Input data:

# # #

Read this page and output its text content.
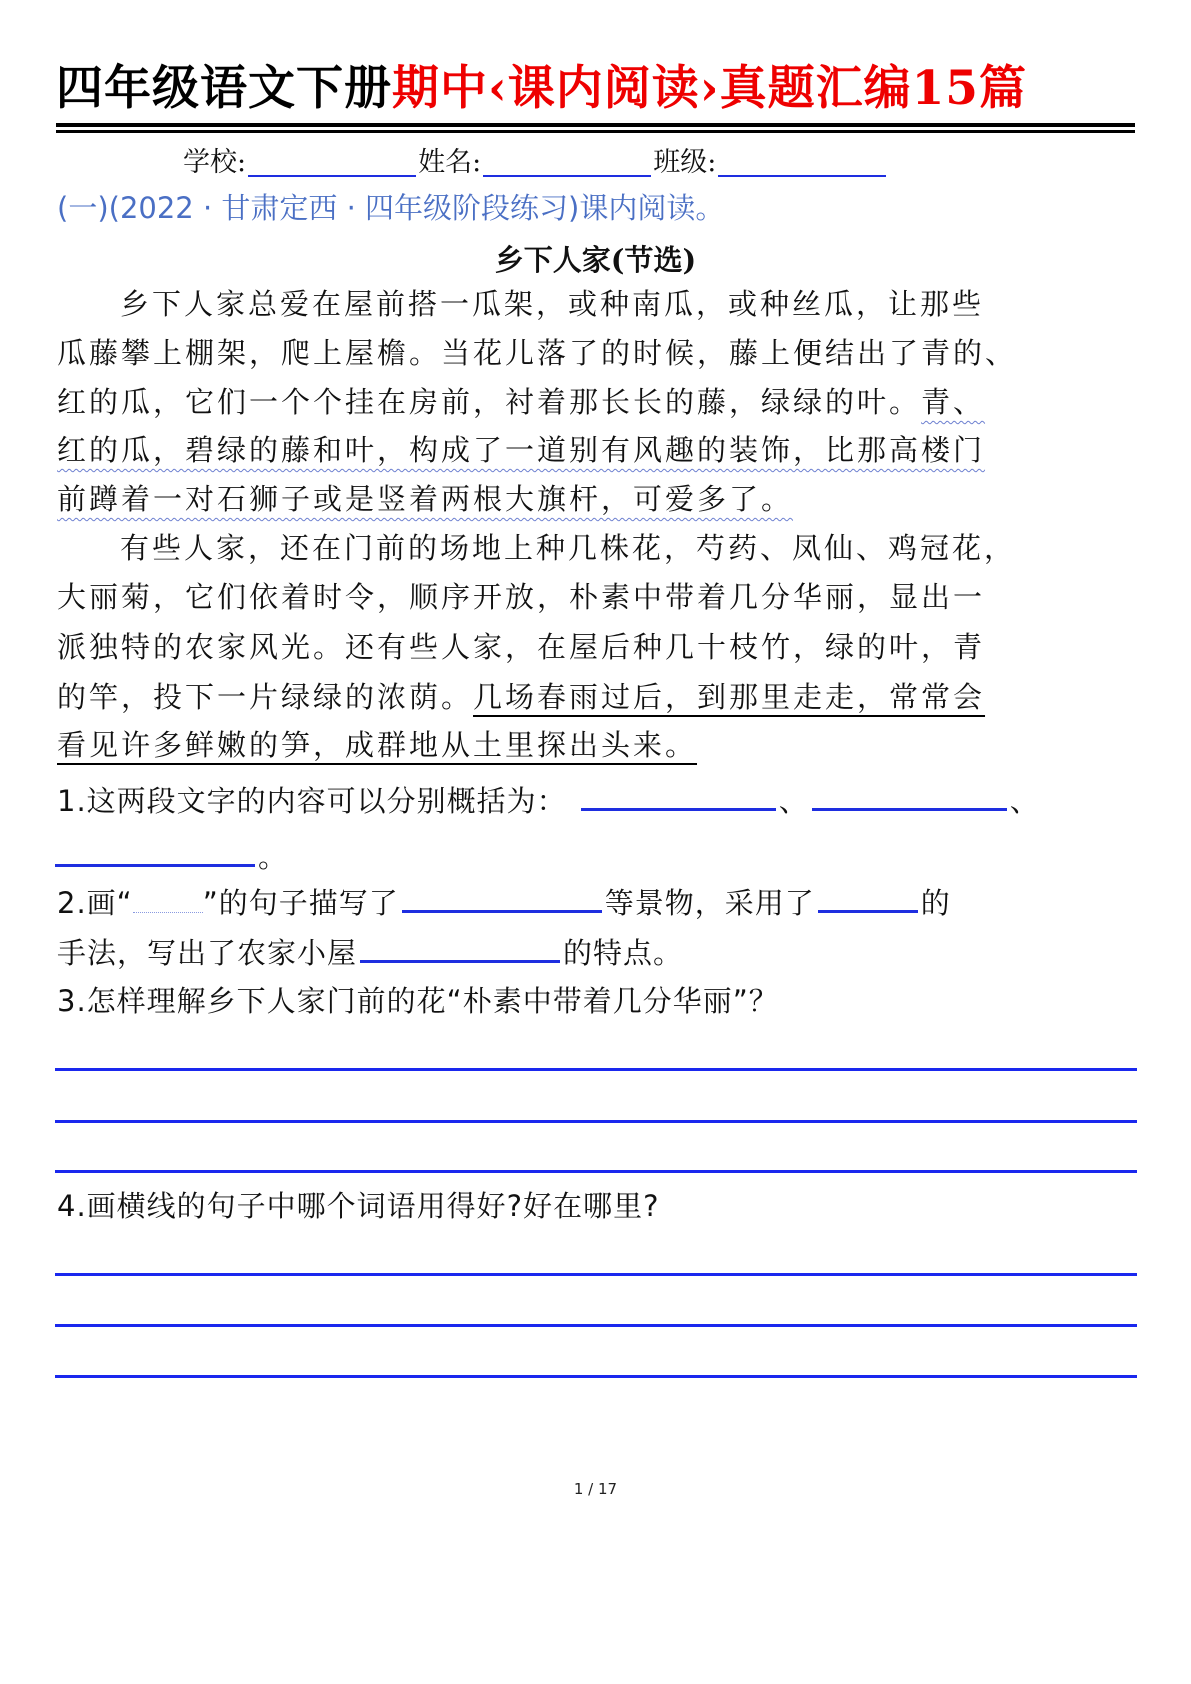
四年级语文下册期中‹课内阅读›真题汇编15篇
学校:	姓名:	班级:
(一)(2022 · 甘肃定西 · 四年级阶段练习)课内阅读。
乡下人家(节选)
乡下人家总爱在屋前搭一瓜架，或种南瓜，或种丝瓜，让那些
瓜藤攀上棚架，爬上屋檐。当花儿落了的时候，藤上便结出了青的、
红的瓜，它们一个个挂在房前，衬着那长长的藤，绿绿的叶。青、
红的瓜，碧绿的藤和叶，构成了一道别有风趣的装饰，比那高楼门
前蹲着一对石狮子或是竖着两根大旗杆，可爱多了。
有些人家，还在门前的场地上种几株花，芍药、凤仙、鸡冠花，
大丽菊，它们依着时令，顺序开放，朴素中带着几分华丽，显出一
派独特的农家风光。还有些人家，在屋后种几十枝竹，绿的叶，青
的竿，投下一片绿绿的浓荫。几场春雨过后，到那里走走，常常会
看见许多鲜嫩的笋，成群地从土里探出头来。
1.这两段文字的内容可以分别概括为：	、	、
。
2.画“ ”的句子描写了	等景物，采用了	的
手法，写出了农家小屋	的特点。
3.怎样理解乡下人家门前的花“朴素中带着几分华丽”？
4.画横线的句子中哪个词语用得好?好在哪里?
1 / 17
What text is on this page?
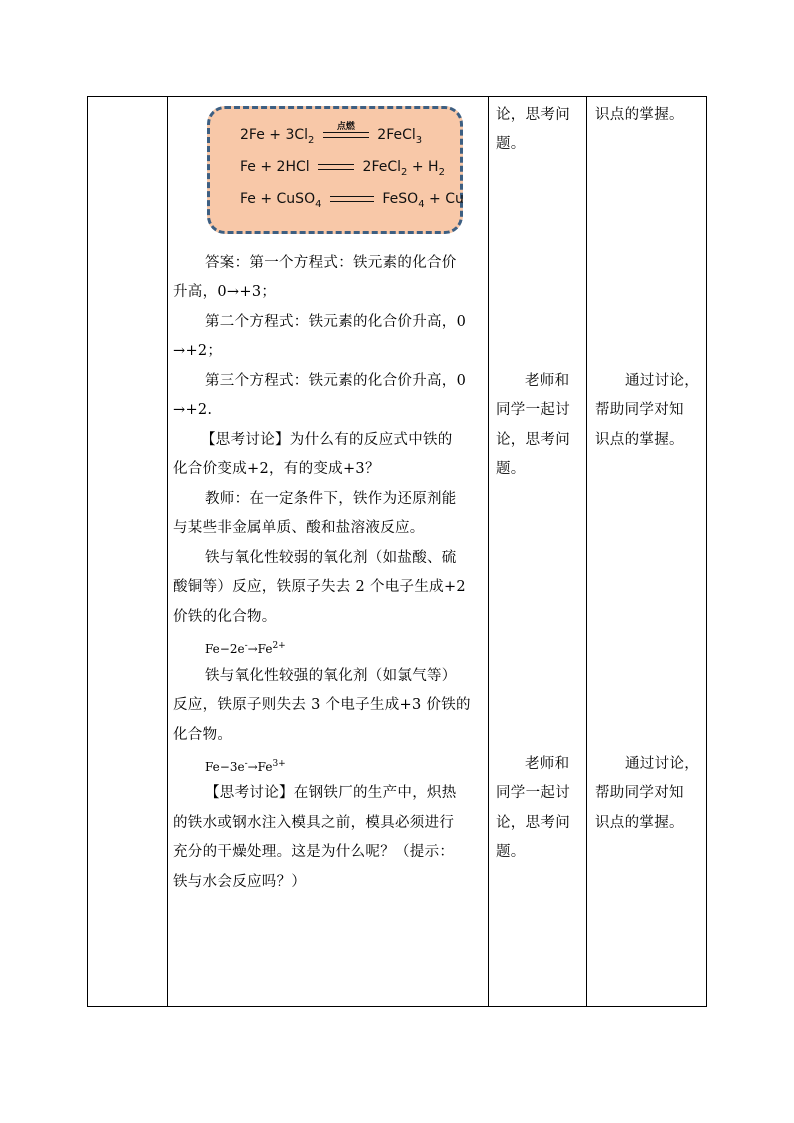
$2Fe + 3Cl_2$
点燃 2FeCl$_3$
Fe + 2HCl	2FeCl$_2$ + $H_2$
Fe + CuSO$_4$	FeSO$_4$ + Cu
答案：第一个方程式：铁元素的化合价
升高，0→+3；
第二个方程式：铁元素的化合价升高，0
→+2；
第三个方程式：铁元素的化合价升高，0
→+2.
【思考讨论】为什么有的反应式中铁的
化合价变成+2，有的变成+3？
教师：在一定条件下，铁作为还原剂能
与某些非金属单质、酸和盐溶液反应。
铁与氧化性较弱的氧化剂（如盐酸、硫
酸铜等）反应，铁原子失去 2 个电子生成+2
价铁的化合物。
$Fe-2e^-\to Fe^{2+}$
铁与氧化性较强的氧化剂（如氯气等）
反应，铁原子则失去 3 个电子生成+3 价铁的
化合物。
$Fe-3e^-\to Fe^{3+}$
【思考讨论】在钢铁厂的生产中，炽热
的铁水或钢水注入模具之前，模具必须进行
充分的干燥处理。这是为什么呢？（提示：
铁与水会反应吗？）
论，思考问
题。
老师和
同学一起讨
论，思考问
题。
老师和
同学一起讨
论，思考问
题。
识点的掌握。
通过讨论，
帮助同学对知
识点的掌握。
通过讨论，
帮助同学对知
识点的掌握。
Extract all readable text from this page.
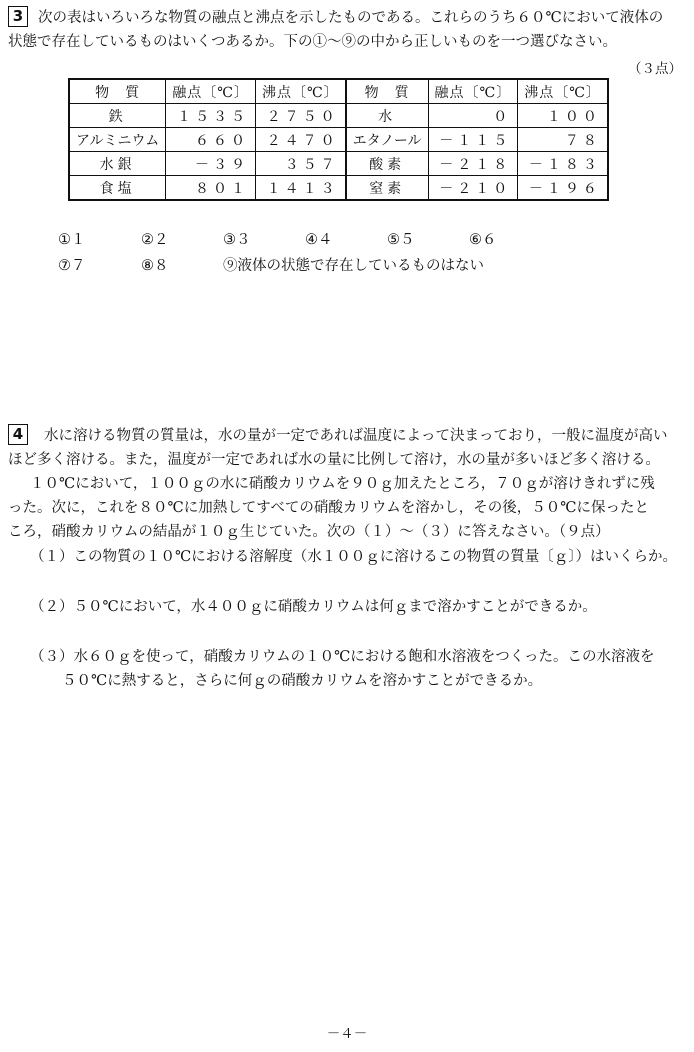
3	次の表はいろいろな物質の融点と沸点を示したものである。これらのうち６０℃において液体の
状態で存在しているものはいくつあるか。下の①～⑨の中から正しいものを一つ選びなさい。
（３点）
物　質	融点〔℃〕	沸点〔℃〕	物　質	融点〔℃〕	沸点〔℃〕
鉄	１５３５	２７５０	水	０	１００
アルミニウム	６６０	２４７０	エタノール	－１１５	７８
水銀	－３９	３５７	酸素	－２１８	－１８３
食塩	８０１	１４１３	窒素	－２１０	－１９６
①１	②２	③３	④４	⑤５	⑥６
⑦７	⑧８	⑨液体の状態で存在しているものはない
4	水に溶ける物質の質量は，水の量が一定であれば温度によって決まっており，一般に温度が高い
ほど多く溶ける。また，温度が一定であれば水の量に比例して溶け，水の量が多いほど多く溶ける。
１０℃において，１００ｇの水に硝酸カリウムを９０ｇ加えたところ，７０ｇが溶けきれずに残
った。次に，これを８０℃に加熱してすべての硝酸カリウムを溶かし，その後，５０℃に保ったと
ころ，硝酸カリウムの結晶が１０ｇ生じていた。次の（１）～（３）に答えなさい。（９点）
（１）この物質の１０℃における溶解度（水１００ｇに溶けるこの物質の質量〔ｇ〕）はいくらか。
（２）５０℃において，水４００ｇに硝酸カリウムは何ｇまで溶かすことができるか。
（３）水６０ｇを使って，硝酸カリウムの１０℃における飽和水溶液をつくった。この水溶液を
５０℃に熱すると，さらに何ｇの硝酸カリウムを溶かすことができるか。
－４－
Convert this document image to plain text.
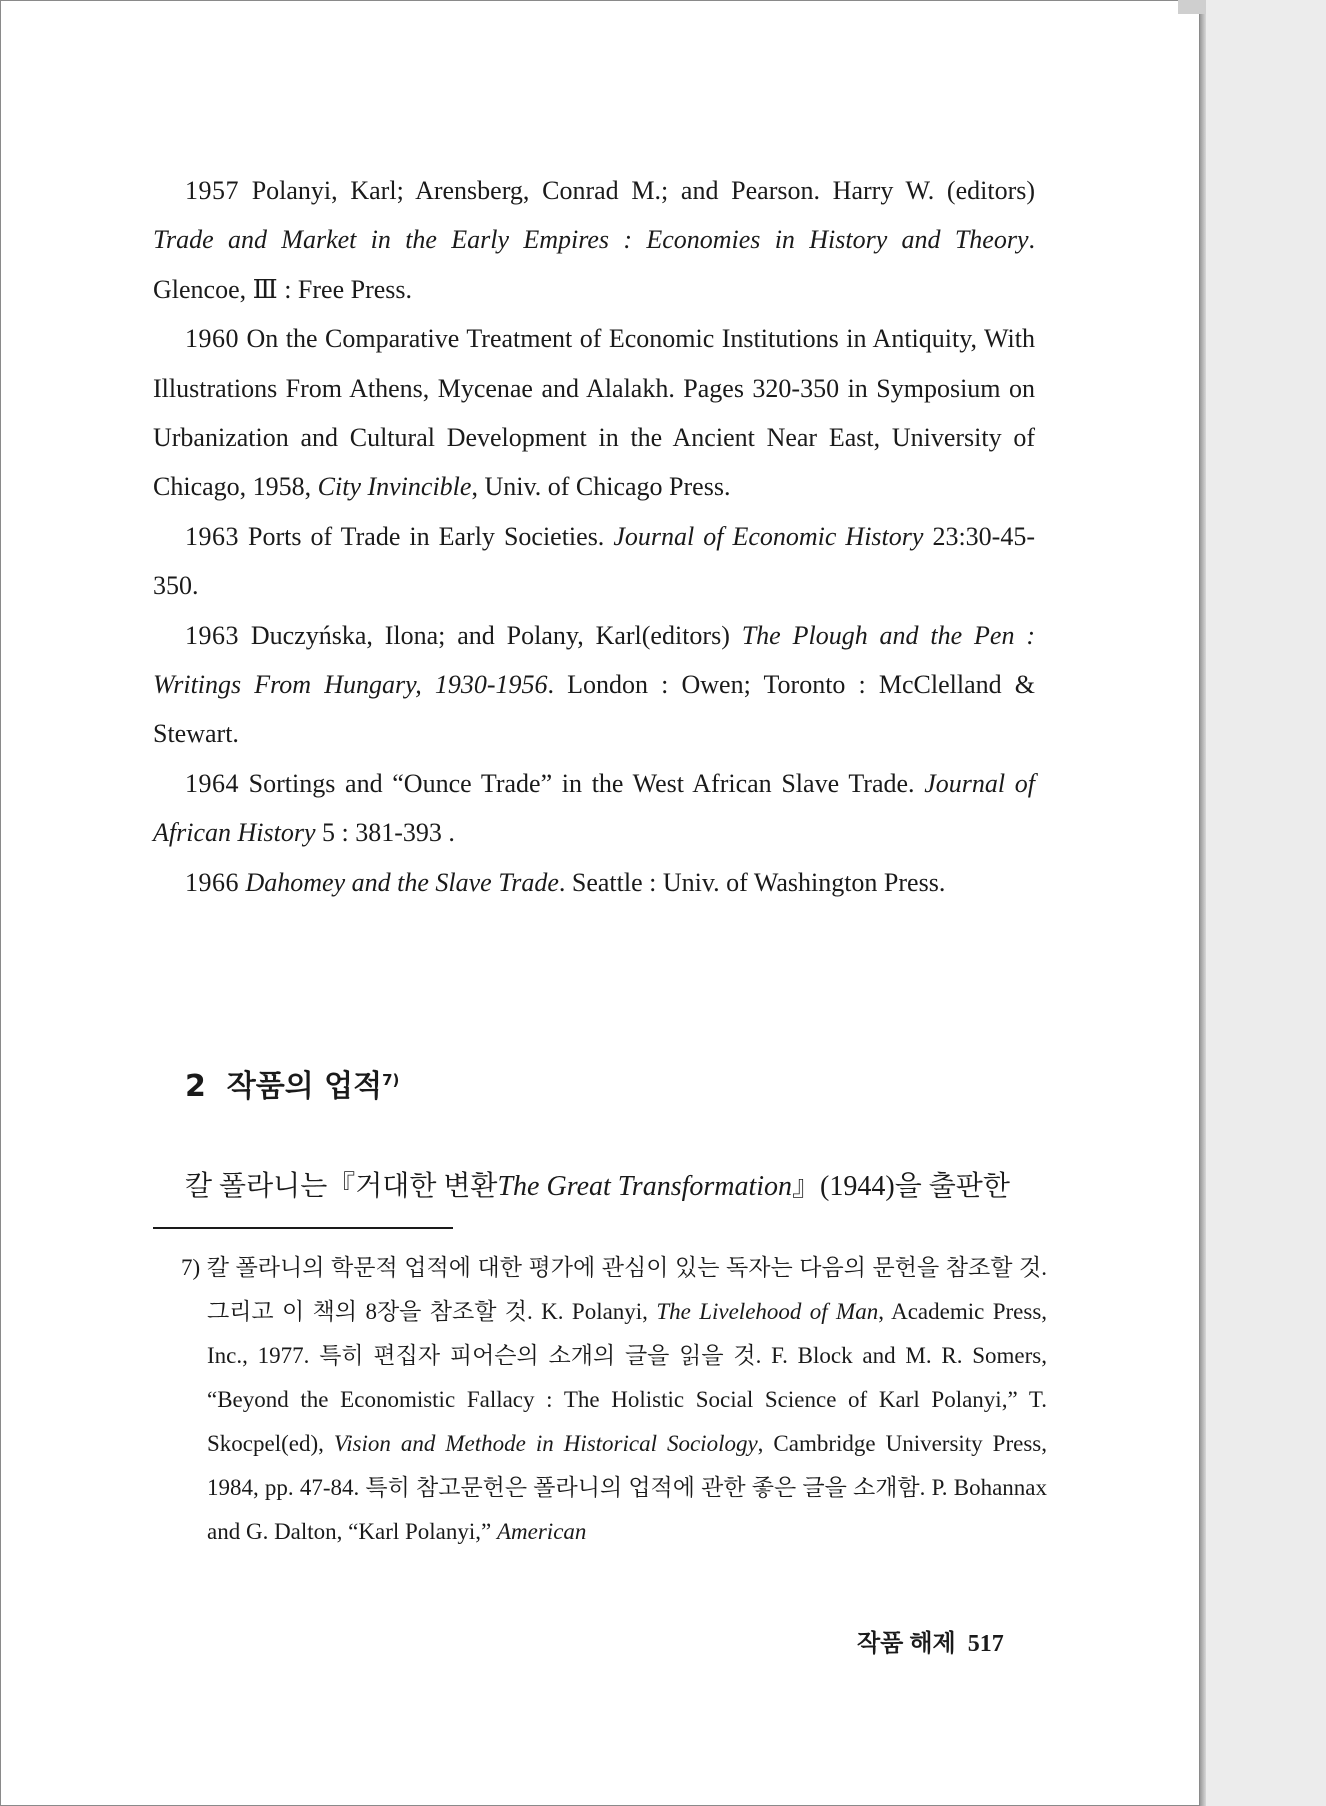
1957 Polanyi, Karl; Arensberg, Conrad M.; and Pearson. Harry W. (editors) Trade and Market in the Early Empires : Economies in History and Theory. Glencoe, Ⅲ : Free Press.

1960 On the Comparative Treatment of Economic Institutions in Antiquity, With Illustrations From Athens, Mycenae and Alalakh. Pages 320-350 in Symposium on Urbanization and Cultural Development in the Ancient Near East, University of Chicago, 1958, City Invincible, Univ. of Chicago Press.

1963 Ports of Trade in Early Societies. Journal of Economic History 23:30-45-350.

1963 Duczyńska, Ilona; and Polany, Karl(editors) The Plough and the Pen : Writings From Hungary, 1930-1956. London : Owen; Toronto : McClelland & Stewart.

1964 Sortings and “Ounce Trade” in the West African Slave Trade. Journal of African History 5 : 381-393 .

1966 Dahomey and the Slave Trade. Seattle : Univ. of Washington Press.

2 작품의 업적$^{7)}$
칼 폴라니는『거대한 변환The Great Transformation』(1944)을 출판한

7) 칼 폴라니의 학문적 업적에 대한 평가에 관심이 있는 독자는 다음의 문헌을 참조할 것. 그리고 이 책의 8장을 참조할 것. K. Polanyi, The Livelehood of Man, Academic Press, Inc., 1977. 특히 편집자 피어슨의 소개의 글을 읽을 것. F. Block and M. R. Somers, “Beyond the Economistic Fallacy : The Holistic Social Science of Karl Polanyi,” T. Skocpel(ed), Vision and Methode in Historical Sociology, Cambridge University Press, 1984, pp. 47-84. 특히 참고문헌은 폴라니의 업적에 관한 좋은 글을 소개함. P. Bohannax and G. Dalton, “Karl Polanyi,” American

작품 해제 517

# # #

Request:
Make an exact reproduction of the listing above, without any pictures.

Written response:
Read this page and output its text content.
四年级语文下册期中‹课内阅读›真题汇编15篇
学校:	姓名:	班级:
(一)(2022 · 甘肃定西 · 四年级阶段练习)课内阅读。
乡下人家(节选)
乡下人家总爱在屋前搭一瓜架，或种南瓜，或种丝瓜，让那些
瓜藤攀上棚架，爬上屋檐。当花儿落了的时候，藤上便结出了青的、
红的瓜，它们一个个挂在房前，衬着那长长的藤，绿绿的叶。青、
红的瓜，碧绿的藤和叶，构成了一道别有风趣的装饰，比那高楼门
前蹲着一对石狮子或是竖着两根大旗杆，可爱多了。
有些人家，还在门前的场地上种几株花，芍药、凤仙、鸡冠花，
大丽菊，它们依着时令，顺序开放，朴素中带着几分华丽，显出一
派独特的农家风光。还有些人家，在屋后种几十枝竹，绿的叶，青
的竿，投下一片绿绿的浓荫。几场春雨过后，到那里走走，常常会
看见许多鲜嫩的笋，成群地从土里探出头来。
1.这两段文字的内容可以分别概括为：	、	、
。
2.画“ ”的句子描写了	等景物，采用了	的
手法，写出了农家小屋	的特点。
3.怎样理解乡下人家门前的花“朴素中带着几分华丽”？
4.画横线的句子中哪个词语用得好?好在哪里?
1 / 17
What text is on this page?
$2Fe + 3Cl_2$
点燃 2FeCl$_3$
Fe + 2HCl	2FeCl$_2$ + $H_2$
Fe + CuSO$_4$	FeSO$_4$ + Cu
答案：第一个方程式：铁元素的化合价
升高，0→+3；
第二个方程式：铁元素的化合价升高，0
→+2；
第三个方程式：铁元素的化合价升高，0
→+2.
【思考讨论】为什么有的反应式中铁的
化合价变成+2，有的变成+3？
教师：在一定条件下，铁作为还原剂能
与某些非金属单质、酸和盐溶液反应。
铁与氧化性较弱的氧化剂（如盐酸、硫
酸铜等）反应，铁原子失去 2 个电子生成+2
价铁的化合物。
$Fe-2e^-\to Fe^{2+}$
铁与氧化性较强的氧化剂（如氯气等）
反应，铁原子则失去 3 个电子生成+3 价铁的
化合物。
$Fe-3e^-\to Fe^{3+}$
【思考讨论】在钢铁厂的生产中，炽热
的铁水或钢水注入模具之前，模具必须进行
充分的干燥处理。这是为什么呢？（提示：
铁与水会反应吗？）
论，思考问
题。
老师和
同学一起讨
论，思考问
题。
老师和
同学一起讨
论，思考问
题。
识点的掌握。
通过讨论，
帮助同学对知
识点的掌握。
通过讨论，
帮助同学对知
识点的掌握。
Extract all readable text from this page.
3	次の表はいろいろな物質の融点と沸点を示したものである。これらのうち６０℃において液体の
状態で存在しているものはいくつあるか。下の①～⑨の中から正しいものを一つ選びなさい。
（３点）
物　質	融点〔℃〕	沸点〔℃〕	物　質	融点〔℃〕	沸点〔℃〕
鉄	１５３５	２７５０	水	０	１００
アルミニウム	６６０	２４７０	エタノール	－１１５	７８
水銀	－３９	３５７	酸素	－２１８	－１８３
食塩	８０１	１４１３	窒素	－２１０	－１９６
①１	②２	③３	④４	⑤５	⑥６
⑦７	⑧８	⑨液体の状態で存在しているものはない
4	水に溶ける物質の質量は，水の量が一定であれば温度によって決まっており，一般に温度が高い
ほど多く溶ける。また，温度が一定であれば水の量に比例して溶け，水の量が多いほど多く溶ける。
１０℃において，１００ｇの水に硝酸カリウムを９０ｇ加えたところ，７０ｇが溶けきれずに残
った。次に，これを８０℃に加熱してすべての硝酸カリウムを溶かし，その後，５０℃に保ったと
ころ，硝酸カリウムの結晶が１０ｇ生じていた。次の（１）～（３）に答えなさい。（９点）
（１）この物質の１０℃における溶解度（水１００ｇに溶けるこの物質の質量〔ｇ〕）はいくらか。
（２）５０℃において，水４００ｇに硝酸カリウムは何ｇまで溶かすことができるか。
（３）水６０ｇを使って，硝酸カリウムの１０℃における飽和水溶液をつくった。この水溶液を
５０℃に熱すると，さらに何ｇの硝酸カリウムを溶かすことができるか。
－４－
Convert this document image to plain text.
1957 Polanyi, Karl; Arensberg, Conrad M.; and Pearson. Harry W. (editors) Trade and Market in the Early Empires : Economies in History and Theory. Glencoe, Ⅲ : Free Press.

1960 On the Comparative Treatment of Economic Institutions in Antiquity, With Illustrations From Athens, Mycenae and Alalakh. Pages 320-350 in Symposium on Urbanization and Cultural Development in the Ancient Near East, University of Chicago, 1958, City Invincible, Univ. of Chicago Press.

1963 Ports of Trade in Early Societies. Journal of Economic History 23:30-45-350.

1963 Duczyńska, Ilona; and Polany, Karl(editors) The Plough and the Pen : Writings From Hungary, 1930-1956. London : Owen; Toronto : McClelland & Stewart.

1964 Sortings and “Ounce Trade” in the West African Slave Trade. Journal of African History 5 : 381-393 .

1966 Dahomey and the Slave Trade. Seattle : Univ. of Washington Press.

2 작품의 업적$^{7)}$
칼 폴라니는『거대한 변환The Great Transformation』(1944)을 출판한

7) 칼 폴라니의 학문적 업적에 대한 평가에 관심이 있는 독자는 다음의 문헌을 참조할 것. 그리고 이 책의 8장을 참조할 것. K. Polanyi, The Livelehood of Man, Academic Press, Inc., 1977. 특히 편집자 피어슨의 소개의 글을 읽을 것. F. Block and M. R. Somers, “Beyond the Economistic Fallacy : The Holistic Social Science of Karl Polanyi,” T. Skocpel(ed), Vision and Methode in Historical Sociology, Cambridge University Press, 1984, pp. 47-84. 특히 참고문헌은 폴라니의 업적에 관한 좋은 글을 소개함. P. Bohannax and G. Dalton, “Karl Polanyi,” American

작품 해제 517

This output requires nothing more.